■ Challenge
Search the material for the string "diff", then return every line where it is found.

(Dataset rows about figures)
☆ ☆ ☆ ☆ ☆ ☆ ☆

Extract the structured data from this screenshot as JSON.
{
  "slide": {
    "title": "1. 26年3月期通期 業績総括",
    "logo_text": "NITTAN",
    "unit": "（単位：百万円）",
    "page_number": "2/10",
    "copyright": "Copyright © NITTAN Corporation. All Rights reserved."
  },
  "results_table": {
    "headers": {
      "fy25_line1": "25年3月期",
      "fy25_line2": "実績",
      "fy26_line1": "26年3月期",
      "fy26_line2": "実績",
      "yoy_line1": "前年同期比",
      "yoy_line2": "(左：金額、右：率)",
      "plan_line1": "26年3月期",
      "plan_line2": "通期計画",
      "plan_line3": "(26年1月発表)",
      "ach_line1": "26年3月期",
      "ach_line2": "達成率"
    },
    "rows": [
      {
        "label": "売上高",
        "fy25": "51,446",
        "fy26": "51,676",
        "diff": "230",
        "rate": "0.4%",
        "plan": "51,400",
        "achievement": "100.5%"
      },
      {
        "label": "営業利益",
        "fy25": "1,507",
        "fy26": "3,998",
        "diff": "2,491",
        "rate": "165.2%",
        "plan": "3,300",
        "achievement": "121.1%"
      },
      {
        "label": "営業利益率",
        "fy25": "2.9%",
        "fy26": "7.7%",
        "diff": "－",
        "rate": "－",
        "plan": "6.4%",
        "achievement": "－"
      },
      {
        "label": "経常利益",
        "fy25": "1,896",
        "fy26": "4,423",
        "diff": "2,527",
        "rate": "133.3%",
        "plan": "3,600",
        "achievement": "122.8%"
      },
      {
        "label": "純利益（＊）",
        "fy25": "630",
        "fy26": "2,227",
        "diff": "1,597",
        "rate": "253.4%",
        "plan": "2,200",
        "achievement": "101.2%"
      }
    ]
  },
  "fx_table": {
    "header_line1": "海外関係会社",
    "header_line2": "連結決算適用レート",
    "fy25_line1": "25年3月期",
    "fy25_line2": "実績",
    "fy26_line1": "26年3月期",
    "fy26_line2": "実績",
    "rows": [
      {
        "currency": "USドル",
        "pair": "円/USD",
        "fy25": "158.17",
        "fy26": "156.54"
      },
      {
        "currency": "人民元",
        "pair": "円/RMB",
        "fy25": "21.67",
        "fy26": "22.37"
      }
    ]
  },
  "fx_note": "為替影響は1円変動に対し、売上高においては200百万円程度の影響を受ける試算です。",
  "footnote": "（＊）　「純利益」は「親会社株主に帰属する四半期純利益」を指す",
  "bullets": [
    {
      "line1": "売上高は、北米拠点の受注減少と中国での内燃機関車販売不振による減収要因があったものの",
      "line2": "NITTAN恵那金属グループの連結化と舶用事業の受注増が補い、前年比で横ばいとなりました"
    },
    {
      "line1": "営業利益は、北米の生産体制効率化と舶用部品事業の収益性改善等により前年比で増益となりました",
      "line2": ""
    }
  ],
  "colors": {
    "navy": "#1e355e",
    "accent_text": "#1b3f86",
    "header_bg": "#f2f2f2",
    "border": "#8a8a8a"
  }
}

☆ ☆ ☆ ☆ ☆ ☆ ☆

■ Expected answer
        "diff": "230",
        "diff": "2,491",
        "diff": "－",
        "diff": "2,527",
        "diff": "1,597",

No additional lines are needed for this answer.